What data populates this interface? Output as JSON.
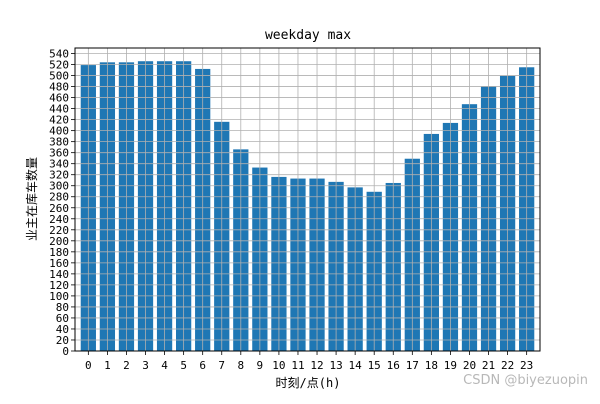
{
  "chart_data": {
    "type": "bar",
    "title": "weekday max",
    "xlabel": "时刻/点(h)",
    "ylabel": "业主在库车数量",
    "categories": [
      "0",
      "1",
      "2",
      "3",
      "4",
      "5",
      "6",
      "7",
      "8",
      "9",
      "10",
      "11",
      "12",
      "13",
      "14",
      "15",
      "16",
      "17",
      "18",
      "19",
      "20",
      "21",
      "22",
      "23"
    ],
    "values": [
      519,
      524,
      524,
      526,
      526,
      526,
      512,
      416,
      366,
      333,
      316,
      313,
      313,
      307,
      297,
      289,
      305,
      349,
      394,
      414,
      448,
      481,
      500,
      515
    ],
    "ylim": [
      0,
      550
    ],
    "yticks": [
      0,
      20,
      40,
      60,
      80,
      100,
      120,
      140,
      160,
      180,
      200,
      220,
      240,
      260,
      280,
      300,
      320,
      340,
      360,
      380,
      400,
      420,
      440,
      460,
      480,
      500,
      520,
      540
    ],
    "grid": true,
    "bar_color": "#1f77b4",
    "grid_color": "#b0b0b0"
  },
  "watermark": "CSDN @biyezuopin"
}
————
The task
Leave out the pictures and give the listing above again exactly.

Exercise answer
What data populates this interface? Output as JSON.
{
  "chart_data": {
    "type": "bar",
    "title": "weekday max",
    "xlabel": "时刻/点(h)",
    "ylabel": "业主在库车数量",
    "categories": [
      "0",
      "1",
      "2",
      "3",
      "4",
      "5",
      "6",
      "7",
      "8",
      "9",
      "10",
      "11",
      "12",
      "13",
      "14",
      "15",
      "16",
      "17",
      "18",
      "19",
      "20",
      "21",
      "22",
      "23"
    ],
    "values": [
      519,
      524,
      524,
      526,
      526,
      526,
      512,
      416,
      366,
      333,
      316,
      313,
      313,
      307,
      297,
      289,
      305,
      349,
      394,
      414,
      448,
      481,
      500,
      515
    ],
    "ylim": [
      0,
      550
    ],
    "yticks": [
      0,
      20,
      40,
      60,
      80,
      100,
      120,
      140,
      160,
      180,
      200,
      220,
      240,
      260,
      280,
      300,
      320,
      340,
      360,
      380,
      400,
      420,
      440,
      460,
      480,
      500,
      520,
      540
    ],
    "grid": true,
    "bar_color": "#1f77b4",
    "grid_color": "#b0b0b0"
  },
  "watermark": "CSDN @biyezuopin"
}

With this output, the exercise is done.